Bounding box entries:
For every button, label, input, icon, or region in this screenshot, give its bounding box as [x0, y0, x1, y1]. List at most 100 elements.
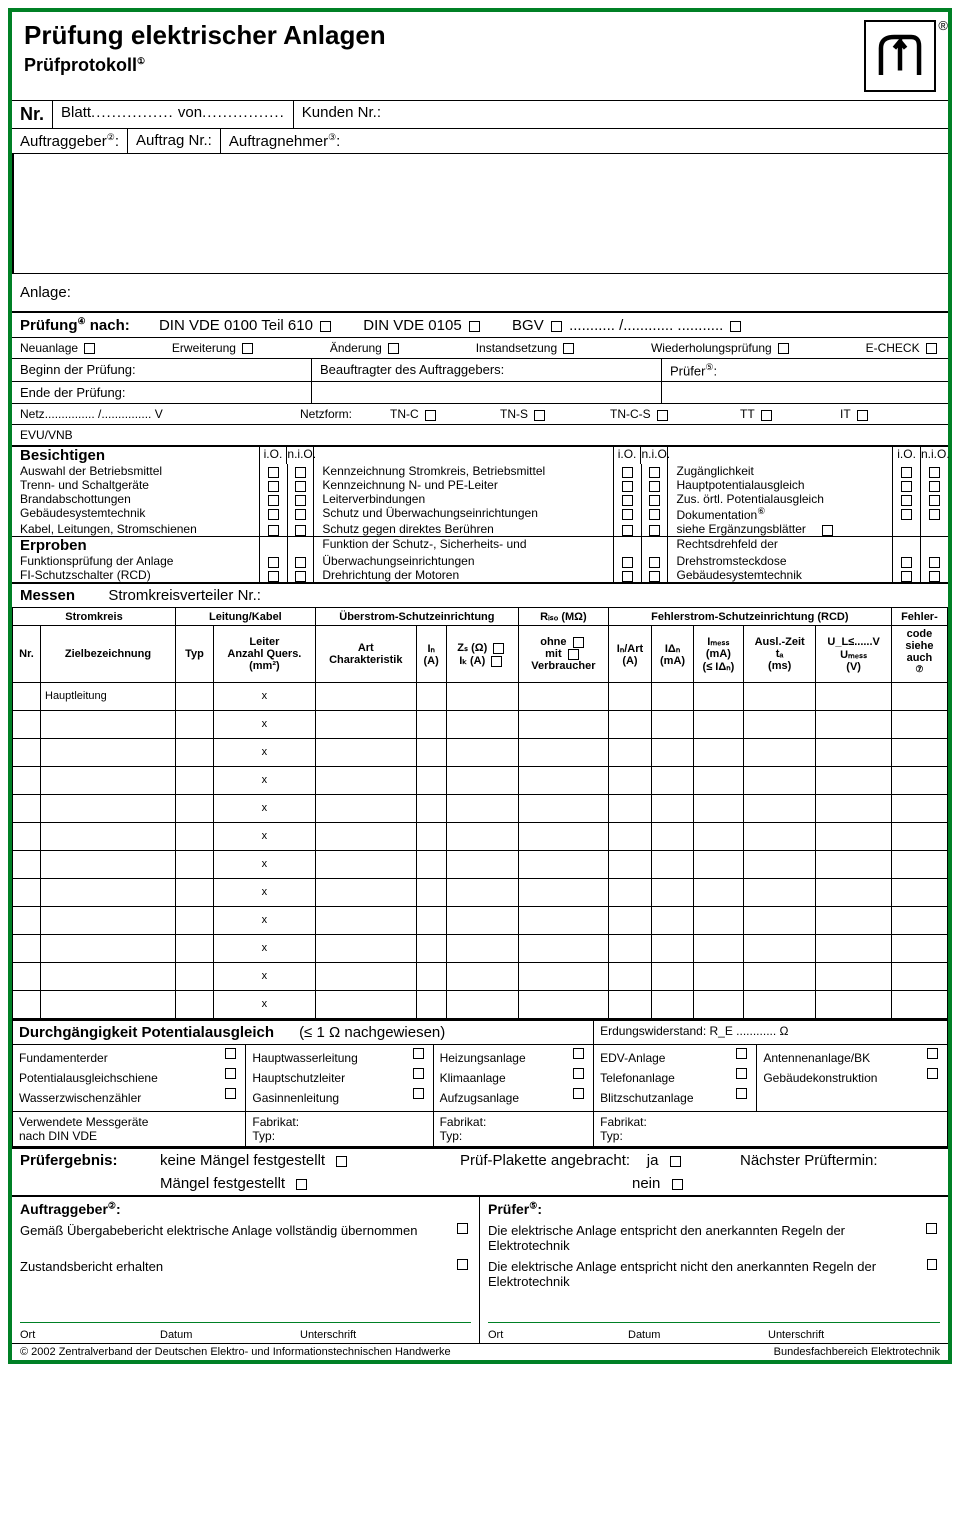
- checkbox[interactable]: [622, 495, 633, 506]
- checkbox[interactable]: [573, 1088, 584, 1099]
- checkbox[interactable]: [225, 1068, 236, 1079]
- checkbox[interactable]: [336, 1156, 347, 1167]
- checkbox[interactable]: [622, 571, 633, 582]
- checkbox[interactable]: [929, 509, 940, 520]
- sign-labels: Ort Datum Unterschrift Ort Datum Untersc…: [12, 1327, 948, 1344]
- checkbox[interactable]: [929, 495, 940, 506]
- checkbox[interactable]: [457, 1223, 468, 1234]
- pot-cell: EDV-AnlageTelefonanlageBlitzschutzanlage: [594, 1044, 757, 1111]
- checkbox[interactable]: [822, 525, 833, 536]
- checkbox[interactable]: [649, 571, 660, 582]
- checkbox[interactable]: [622, 557, 633, 568]
- checkbox[interactable]: [563, 343, 574, 354]
- ende-row: Ende der Prüfung:: [12, 382, 948, 404]
- checkbox[interactable]: [295, 495, 306, 506]
- footer: © 2002 Zentralverband der Deutschen Elek…: [12, 1344, 948, 1360]
- checkbox[interactable]: [320, 321, 331, 332]
- checkbox[interactable]: [901, 467, 912, 478]
- checkbox[interactable]: [649, 509, 660, 520]
- checkbox[interactable]: [425, 410, 436, 421]
- checkbox[interactable]: [295, 509, 306, 520]
- art-row: Neuanlage Erweiterung Änderung Instandse…: [12, 338, 948, 359]
- checkbox[interactable]: [929, 467, 940, 478]
- checkbox[interactable]: [573, 1048, 584, 1059]
- table-row: x: [13, 934, 948, 962]
- checkbox[interactable]: [469, 321, 480, 332]
- checkbox[interactable]: [926, 1223, 937, 1234]
- besichtigen-row: GebäudesystemtechnikSchutz und Überwachu…: [12, 506, 948, 522]
- checkbox[interactable]: [901, 509, 912, 520]
- checkbox[interactable]: [296, 1179, 307, 1190]
- checkbox[interactable]: [670, 1156, 681, 1167]
- checkbox[interactable]: [926, 343, 937, 354]
- checkbox[interactable]: [927, 1259, 937, 1270]
- checkbox[interactable]: [493, 643, 504, 654]
- checkbox[interactable]: [622, 525, 633, 536]
- checkbox[interactable]: [268, 509, 279, 520]
- checkbox[interactable]: [901, 495, 912, 506]
- checkbox[interactable]: [927, 1068, 938, 1079]
- checkbox[interactable]: [736, 1048, 747, 1059]
- checkbox[interactable]: [225, 1048, 236, 1059]
- table-row: x: [13, 794, 948, 822]
- checkbox[interactable]: [295, 525, 306, 536]
- checkbox[interactable]: [268, 525, 279, 536]
- checkbox[interactable]: [225, 1088, 236, 1099]
- checkbox[interactable]: [857, 410, 868, 421]
- checkbox[interactable]: [778, 343, 789, 354]
- checkbox[interactable]: [295, 467, 306, 478]
- erproben-row: FI-Schutzschalter (RCD) Drehrichtung der…: [12, 568, 948, 584]
- checkbox[interactable]: [295, 481, 306, 492]
- checkbox[interactable]: [295, 557, 306, 568]
- checkbox[interactable]: [929, 557, 940, 568]
- checkbox[interactable]: [413, 1048, 424, 1059]
- checkbox[interactable]: [491, 656, 502, 667]
- checkbox[interactable]: [672, 1179, 683, 1190]
- checkbox[interactable]: [649, 495, 660, 506]
- checkbox[interactable]: [929, 481, 940, 492]
- sign-row: Zustandsbericht erhalten Die elektrische…: [12, 1256, 948, 1292]
- checkbox[interactable]: [927, 1048, 938, 1059]
- checkbox[interactable]: [736, 1068, 747, 1079]
- checkbox[interactable]: [901, 481, 912, 492]
- checkbox[interactable]: [622, 467, 633, 478]
- checkbox[interactable]: [457, 1259, 468, 1270]
- table-row: x: [13, 850, 948, 878]
- table-row: x: [13, 990, 948, 1018]
- checkbox[interactable]: [622, 509, 633, 520]
- checkbox[interactable]: [413, 1088, 424, 1099]
- checkbox[interactable]: [573, 637, 584, 648]
- checkbox[interactable]: [649, 481, 660, 492]
- pot-cell: HeizungsanlageKlimaanlageAufzugsanlage: [433, 1044, 594, 1111]
- checkbox[interactable]: [573, 1068, 584, 1079]
- besichtigen-row: Kabel, Leitungen, StromschienenSchutz ge…: [12, 522, 948, 536]
- checkbox[interactable]: [568, 649, 579, 660]
- checkbox[interactable]: [268, 571, 279, 582]
- checkbox[interactable]: [761, 410, 772, 421]
- checkbox[interactable]: [649, 467, 660, 478]
- checkbox[interactable]: [268, 495, 279, 506]
- besichtigen-rows: Auswahl der BetriebsmittelKennzeichnung …: [12, 464, 948, 536]
- checkbox[interactable]: [730, 321, 741, 332]
- checkbox[interactable]: [901, 557, 912, 568]
- checkbox[interactable]: [84, 343, 95, 354]
- checkbox[interactable]: [388, 343, 399, 354]
- checkbox[interactable]: [929, 571, 940, 582]
- checkbox[interactable]: [649, 525, 660, 536]
- checkbox[interactable]: [551, 321, 562, 332]
- checkbox[interactable]: [657, 410, 668, 421]
- checkbox[interactable]: [268, 467, 279, 478]
- checkbox[interactable]: [736, 1088, 747, 1099]
- checkbox[interactable]: [622, 481, 633, 492]
- checkbox[interactable]: [901, 571, 912, 582]
- checkbox[interactable]: [534, 410, 545, 421]
- checkbox[interactable]: [295, 571, 306, 582]
- messen-table: Stromkreis Leitung/Kabel Überstrom-Schut…: [12, 607, 948, 1019]
- checkbox[interactable]: [268, 557, 279, 568]
- checkbox[interactable]: [268, 481, 279, 492]
- table-row: x: [13, 906, 948, 934]
- checkbox[interactable]: [649, 557, 660, 568]
- ergebnis-row: Prüfergebnis: keine Mängel festgestellt …: [12, 1147, 948, 1172]
- checkbox[interactable]: [413, 1068, 424, 1079]
- checkbox[interactable]: [242, 343, 253, 354]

## WORK TO DO
Copy every line of the records above without any change, leaving out the pictures.

## WRITTEN RESPONSE
For every button, label, input, icon, or region in this screenshot, give its bounding box as [x0, y0, x1, y1]. List at most 100 elements.
- checkbox[interactable]: [622, 495, 633, 506]
- checkbox[interactable]: [573, 1088, 584, 1099]
- checkbox[interactable]: [225, 1068, 236, 1079]
- checkbox[interactable]: [336, 1156, 347, 1167]
- checkbox[interactable]: [622, 571, 633, 582]
- checkbox[interactable]: [929, 509, 940, 520]
- sign-labels: Ort Datum Unterschrift Ort Datum Untersc…: [12, 1327, 948, 1344]
- checkbox[interactable]: [929, 495, 940, 506]
- checkbox[interactable]: [457, 1223, 468, 1234]
- pot-cell: EDV-AnlageTelefonanlageBlitzschutzanlage: [594, 1044, 757, 1111]
- checkbox[interactable]: [822, 525, 833, 536]
- checkbox[interactable]: [649, 571, 660, 582]
- checkbox[interactable]: [622, 557, 633, 568]
- checkbox[interactable]: [563, 343, 574, 354]
- ende-row: Ende der Prüfung:: [12, 382, 948, 404]
- checkbox[interactable]: [295, 495, 306, 506]
- footer: © 2002 Zentralverband der Deutschen Elek…: [12, 1344, 948, 1360]
- checkbox[interactable]: [320, 321, 331, 332]
- checkbox[interactable]: [901, 467, 912, 478]
- checkbox[interactable]: [649, 509, 660, 520]
- checkbox[interactable]: [425, 410, 436, 421]
- checkbox[interactable]: [295, 509, 306, 520]
- art-row: Neuanlage Erweiterung Änderung Instandse…: [12, 338, 948, 359]
- checkbox[interactable]: [929, 467, 940, 478]
- checkbox[interactable]: [573, 1048, 584, 1059]
- table-row: x: [13, 934, 948, 962]
- checkbox[interactable]: [469, 321, 480, 332]
- checkbox[interactable]: [926, 1223, 937, 1234]
- besichtigen-row: GebäudesystemtechnikSchutz und Überwachu…: [12, 506, 948, 522]
- checkbox[interactable]: [901, 509, 912, 520]
- checkbox[interactable]: [296, 1179, 307, 1190]
- checkbox[interactable]: [670, 1156, 681, 1167]
- checkbox[interactable]: [926, 343, 937, 354]
- checkbox[interactable]: [927, 1259, 937, 1270]
- checkbox[interactable]: [493, 643, 504, 654]
- checkbox[interactable]: [622, 525, 633, 536]
- checkbox[interactable]: [268, 509, 279, 520]
- checkbox[interactable]: [901, 495, 912, 506]
- checkbox[interactable]: [927, 1068, 938, 1079]
- checkbox[interactable]: [736, 1048, 747, 1059]
- checkbox[interactable]: [225, 1048, 236, 1059]
- table-row: x: [13, 794, 948, 822]
- checkbox[interactable]: [295, 525, 306, 536]
- checkbox[interactable]: [268, 525, 279, 536]
- checkbox[interactable]: [225, 1088, 236, 1099]
- checkbox[interactable]: [857, 410, 868, 421]
- checkbox[interactable]: [778, 343, 789, 354]
- checkbox[interactable]: [295, 467, 306, 478]
- erproben-row: FI-Schutzschalter (RCD) Drehrichtung der…: [12, 568, 948, 584]
- checkbox[interactable]: [295, 481, 306, 492]
- checkbox[interactable]: [295, 557, 306, 568]
- checkbox[interactable]: [929, 557, 940, 568]
- checkbox[interactable]: [413, 1048, 424, 1059]
- checkbox[interactable]: [491, 656, 502, 667]
- checkbox[interactable]: [672, 1179, 683, 1190]
- checkbox[interactable]: [649, 495, 660, 506]
- checkbox[interactable]: [929, 481, 940, 492]
- sign-row: Zustandsbericht erhalten Die elektrische…: [12, 1256, 948, 1292]
- checkbox[interactable]: [927, 1048, 938, 1059]
- checkbox[interactable]: [736, 1068, 747, 1079]
- checkbox[interactable]: [901, 481, 912, 492]
- checkbox[interactable]: [622, 467, 633, 478]
- checkbox[interactable]: [457, 1259, 468, 1270]
- table-row: x: [13, 850, 948, 878]
- table-row: x: [13, 990, 948, 1018]
- checkbox[interactable]: [622, 509, 633, 520]
- checkbox[interactable]: [413, 1088, 424, 1099]
- checkbox[interactable]: [573, 637, 584, 648]
- checkbox[interactable]: [649, 481, 660, 492]
- pot-cell: HeizungsanlageKlimaanlageAufzugsanlage: [433, 1044, 594, 1111]
- checkbox[interactable]: [573, 1068, 584, 1079]
- besichtigen-row: Kabel, Leitungen, StromschienenSchutz ge…: [12, 522, 948, 536]
- checkbox[interactable]: [568, 649, 579, 660]
- checkbox[interactable]: [268, 571, 279, 582]
- checkbox[interactable]: [761, 410, 772, 421]
- checkbox[interactable]: [649, 467, 660, 478]
- checkbox[interactable]: [268, 495, 279, 506]
- besichtigen-rows: Auswahl der BetriebsmittelKennzeichnung …: [12, 464, 948, 536]
- checkbox[interactable]: [730, 321, 741, 332]
- checkbox[interactable]: [901, 557, 912, 568]
- checkbox[interactable]: [84, 343, 95, 354]
- checkbox[interactable]: [388, 343, 399, 354]
- checkbox[interactable]: [929, 571, 940, 582]
- checkbox[interactable]: [649, 525, 660, 536]
- checkbox[interactable]: [551, 321, 562, 332]
- checkbox[interactable]: [657, 410, 668, 421]
- checkbox[interactable]: [268, 467, 279, 478]
- checkbox[interactable]: [736, 1088, 747, 1099]
- checkbox[interactable]: [622, 481, 633, 492]
- checkbox[interactable]: [901, 571, 912, 582]
- checkbox[interactable]: [534, 410, 545, 421]
- checkbox[interactable]: [295, 571, 306, 582]
- messen-table: Stromkreis Leitung/Kabel Überstrom-Schut…: [12, 607, 948, 1019]
- checkbox[interactable]: [268, 557, 279, 568]
- checkbox[interactable]: [268, 481, 279, 492]
- table-row: x: [13, 906, 948, 934]
- checkbox[interactable]: [649, 557, 660, 568]
- ergebnis-row: Prüfergebnis: keine Mängel festgestellt …: [12, 1147, 948, 1172]
- checkbox[interactable]: [413, 1068, 424, 1079]
- checkbox[interactable]: [242, 343, 253, 354]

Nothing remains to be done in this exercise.